--- Start of Records for the task ---
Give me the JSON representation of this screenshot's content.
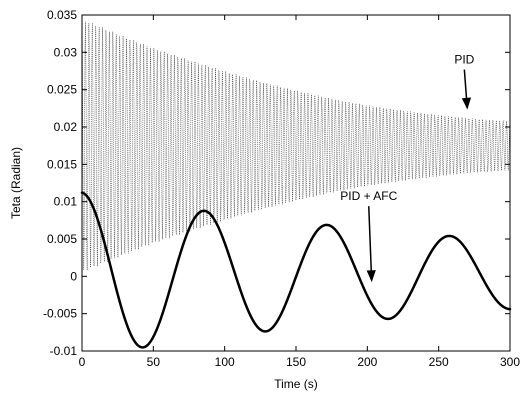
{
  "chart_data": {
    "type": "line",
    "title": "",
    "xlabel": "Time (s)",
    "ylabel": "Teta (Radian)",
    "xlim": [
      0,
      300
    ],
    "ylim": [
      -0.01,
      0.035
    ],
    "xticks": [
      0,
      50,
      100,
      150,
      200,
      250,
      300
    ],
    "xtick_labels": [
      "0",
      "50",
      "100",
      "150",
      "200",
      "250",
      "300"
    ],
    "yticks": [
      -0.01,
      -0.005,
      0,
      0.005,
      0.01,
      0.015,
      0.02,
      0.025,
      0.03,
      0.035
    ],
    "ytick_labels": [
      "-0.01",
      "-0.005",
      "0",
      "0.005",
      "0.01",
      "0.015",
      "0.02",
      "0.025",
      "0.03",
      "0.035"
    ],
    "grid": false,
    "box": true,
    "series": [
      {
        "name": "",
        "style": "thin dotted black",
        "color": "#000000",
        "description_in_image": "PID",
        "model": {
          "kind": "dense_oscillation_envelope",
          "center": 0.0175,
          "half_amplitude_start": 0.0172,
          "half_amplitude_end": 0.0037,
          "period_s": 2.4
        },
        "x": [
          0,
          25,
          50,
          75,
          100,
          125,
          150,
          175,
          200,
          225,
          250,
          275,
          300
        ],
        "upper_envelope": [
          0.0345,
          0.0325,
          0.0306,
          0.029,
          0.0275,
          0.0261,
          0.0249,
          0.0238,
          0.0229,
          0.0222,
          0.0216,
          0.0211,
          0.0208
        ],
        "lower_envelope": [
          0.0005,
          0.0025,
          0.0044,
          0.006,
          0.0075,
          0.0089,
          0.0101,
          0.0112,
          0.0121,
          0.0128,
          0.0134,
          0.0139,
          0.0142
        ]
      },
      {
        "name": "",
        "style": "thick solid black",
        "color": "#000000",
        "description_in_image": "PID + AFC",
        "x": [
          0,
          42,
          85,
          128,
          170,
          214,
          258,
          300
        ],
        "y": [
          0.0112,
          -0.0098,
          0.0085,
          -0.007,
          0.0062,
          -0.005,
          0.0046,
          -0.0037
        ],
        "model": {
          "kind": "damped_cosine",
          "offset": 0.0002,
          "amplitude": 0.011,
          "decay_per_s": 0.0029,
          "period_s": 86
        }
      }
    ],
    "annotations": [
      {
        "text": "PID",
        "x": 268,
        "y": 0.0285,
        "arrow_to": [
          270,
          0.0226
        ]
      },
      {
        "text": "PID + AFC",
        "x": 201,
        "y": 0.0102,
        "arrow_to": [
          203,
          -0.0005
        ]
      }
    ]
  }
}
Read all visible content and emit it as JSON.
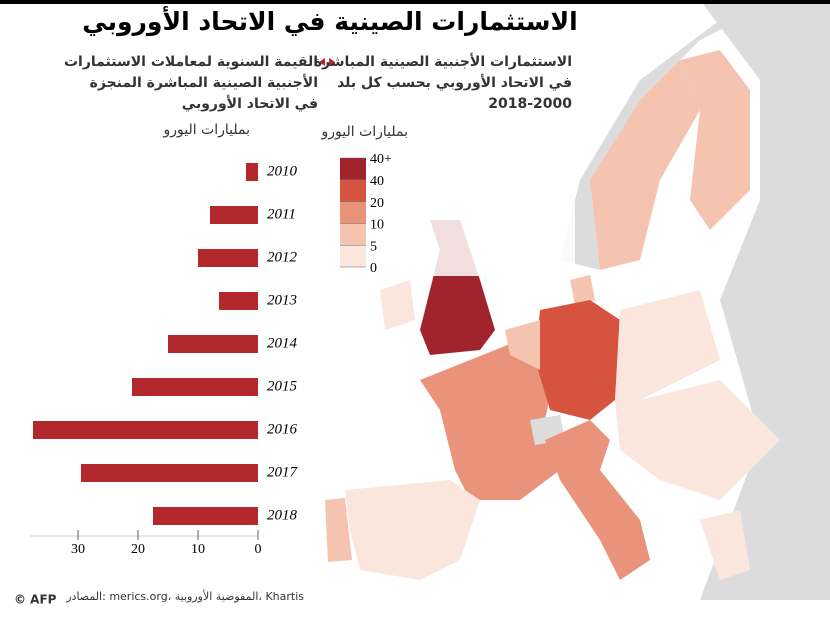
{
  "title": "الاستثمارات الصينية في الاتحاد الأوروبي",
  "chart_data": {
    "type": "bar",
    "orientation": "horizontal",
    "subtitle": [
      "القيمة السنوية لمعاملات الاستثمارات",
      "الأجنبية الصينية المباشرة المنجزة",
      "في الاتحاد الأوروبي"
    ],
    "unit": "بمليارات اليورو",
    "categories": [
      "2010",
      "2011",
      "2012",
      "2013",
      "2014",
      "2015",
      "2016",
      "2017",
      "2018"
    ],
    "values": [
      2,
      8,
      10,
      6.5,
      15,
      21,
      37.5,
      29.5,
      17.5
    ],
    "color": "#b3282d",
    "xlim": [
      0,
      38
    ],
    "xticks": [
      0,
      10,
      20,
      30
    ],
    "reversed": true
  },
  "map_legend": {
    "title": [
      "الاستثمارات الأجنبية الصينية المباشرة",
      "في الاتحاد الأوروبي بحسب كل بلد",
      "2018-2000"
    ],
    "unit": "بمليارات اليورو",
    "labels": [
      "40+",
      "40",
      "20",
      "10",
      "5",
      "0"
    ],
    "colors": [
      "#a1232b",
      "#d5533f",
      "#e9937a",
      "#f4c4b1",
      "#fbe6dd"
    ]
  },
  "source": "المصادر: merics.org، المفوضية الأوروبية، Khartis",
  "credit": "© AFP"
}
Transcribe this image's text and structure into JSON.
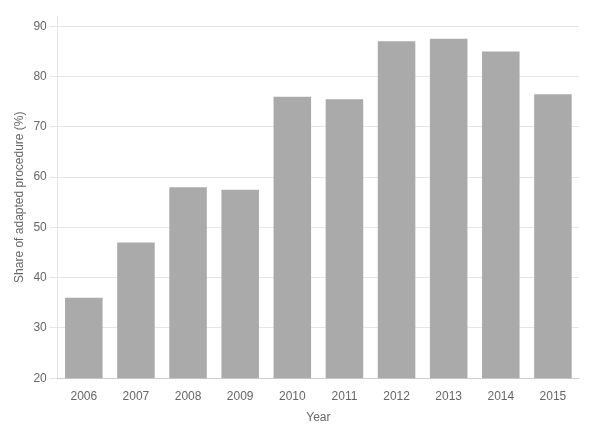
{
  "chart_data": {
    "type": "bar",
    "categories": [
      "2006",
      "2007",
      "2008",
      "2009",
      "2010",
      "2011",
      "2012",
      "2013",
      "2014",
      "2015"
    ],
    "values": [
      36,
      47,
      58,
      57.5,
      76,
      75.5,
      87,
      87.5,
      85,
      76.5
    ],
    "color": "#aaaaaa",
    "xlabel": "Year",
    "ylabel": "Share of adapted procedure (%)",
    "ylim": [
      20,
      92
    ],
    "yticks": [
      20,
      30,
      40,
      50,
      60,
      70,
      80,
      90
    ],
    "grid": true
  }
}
--- End of Records for the task ---
• Short problem:
Output each line exactly; omit every picture.

• Full solution:
Give me the JSON representation of this screenshot's content.
{
  "chart_data": {
    "type": "line",
    "title": "",
    "xlabel": "Time (s)",
    "ylabel": "Teta (Radian)",
    "xlim": [
      0,
      300
    ],
    "ylim": [
      -0.01,
      0.035
    ],
    "xticks": [
      0,
      50,
      100,
      150,
      200,
      250,
      300
    ],
    "xtick_labels": [
      "0",
      "50",
      "100",
      "150",
      "200",
      "250",
      "300"
    ],
    "yticks": [
      -0.01,
      -0.005,
      0,
      0.005,
      0.01,
      0.015,
      0.02,
      0.025,
      0.03,
      0.035
    ],
    "ytick_labels": [
      "-0.01",
      "-0.005",
      "0",
      "0.005",
      "0.01",
      "0.015",
      "0.02",
      "0.025",
      "0.03",
      "0.035"
    ],
    "grid": false,
    "box": true,
    "series": [
      {
        "name": "",
        "style": "thin dotted black",
        "color": "#000000",
        "description_in_image": "PID",
        "model": {
          "kind": "dense_oscillation_envelope",
          "center": 0.0175,
          "half_amplitude_start": 0.0172,
          "half_amplitude_end": 0.0037,
          "period_s": 2.4
        },
        "x": [
          0,
          25,
          50,
          75,
          100,
          125,
          150,
          175,
          200,
          225,
          250,
          275,
          300
        ],
        "upper_envelope": [
          0.0345,
          0.0325,
          0.0306,
          0.029,
          0.0275,
          0.0261,
          0.0249,
          0.0238,
          0.0229,
          0.0222,
          0.0216,
          0.0211,
          0.0208
        ],
        "lower_envelope": [
          0.0005,
          0.0025,
          0.0044,
          0.006,
          0.0075,
          0.0089,
          0.0101,
          0.0112,
          0.0121,
          0.0128,
          0.0134,
          0.0139,
          0.0142
        ]
      },
      {
        "name": "",
        "style": "thick solid black",
        "color": "#000000",
        "description_in_image": "PID + AFC",
        "x": [
          0,
          42,
          85,
          128,
          170,
          214,
          258,
          300
        ],
        "y": [
          0.0112,
          -0.0098,
          0.0085,
          -0.007,
          0.0062,
          -0.005,
          0.0046,
          -0.0037
        ],
        "model": {
          "kind": "damped_cosine",
          "offset": 0.0002,
          "amplitude": 0.011,
          "decay_per_s": 0.0029,
          "period_s": 86
        }
      }
    ],
    "annotations": [
      {
        "text": "PID",
        "x": 268,
        "y": 0.0285,
        "arrow_to": [
          270,
          0.0226
        ]
      },
      {
        "text": "PID + AFC",
        "x": 201,
        "y": 0.0102,
        "arrow_to": [
          203,
          -0.0005
        ]
      }
    ]
  }
}
Read all visible content and emit it as JSON.
{
  "title": "الاستثمارات الصينية في الاتحاد الأوروبي",
  "chart_data": {
    "type": "bar",
    "orientation": "horizontal",
    "subtitle": [
      "القيمة السنوية لمعاملات الاستثمارات",
      "الأجنبية الصينية المباشرة المنجزة",
      "في الاتحاد الأوروبي"
    ],
    "unit": "بمليارات اليورو",
    "categories": [
      "2010",
      "2011",
      "2012",
      "2013",
      "2014",
      "2015",
      "2016",
      "2017",
      "2018"
    ],
    "values": [
      2,
      8,
      10,
      6.5,
      15,
      21,
      37.5,
      29.5,
      17.5
    ],
    "color": "#b3282d",
    "xlim": [
      0,
      38
    ],
    "xticks": [
      0,
      10,
      20,
      30
    ],
    "reversed": true
  },
  "map_legend": {
    "title": [
      "الاستثمارات الأجنبية الصينية المباشرة",
      "في الاتحاد الأوروبي بحسب كل بلد",
      "2018-2000"
    ],
    "unit": "بمليارات اليورو",
    "labels": [
      "40+",
      "40",
      "20",
      "10",
      "5",
      "0"
    ],
    "colors": [
      "#a1232b",
      "#d5533f",
      "#e9937a",
      "#f4c4b1",
      "#fbe6dd"
    ]
  },
  "source": "المصادر: merics.org، المفوضية الأوروبية، Khartis",
  "credit": "© AFP"
}
Transcribe this image's text and structure into JSON.
{
  "chart_data": {
    "type": "bar",
    "categories": [
      "2006",
      "2007",
      "2008",
      "2009",
      "2010",
      "2011",
      "2012",
      "2013",
      "2014",
      "2015"
    ],
    "values": [
      36,
      47,
      58,
      57.5,
      76,
      75.5,
      87,
      87.5,
      85,
      76.5
    ],
    "color": "#aaaaaa",
    "xlabel": "Year",
    "ylabel": "Share of adapted procedure (%)",
    "ylim": [
      20,
      92
    ],
    "yticks": [
      20,
      30,
      40,
      50,
      60,
      70,
      80,
      90
    ],
    "grid": true
  }
}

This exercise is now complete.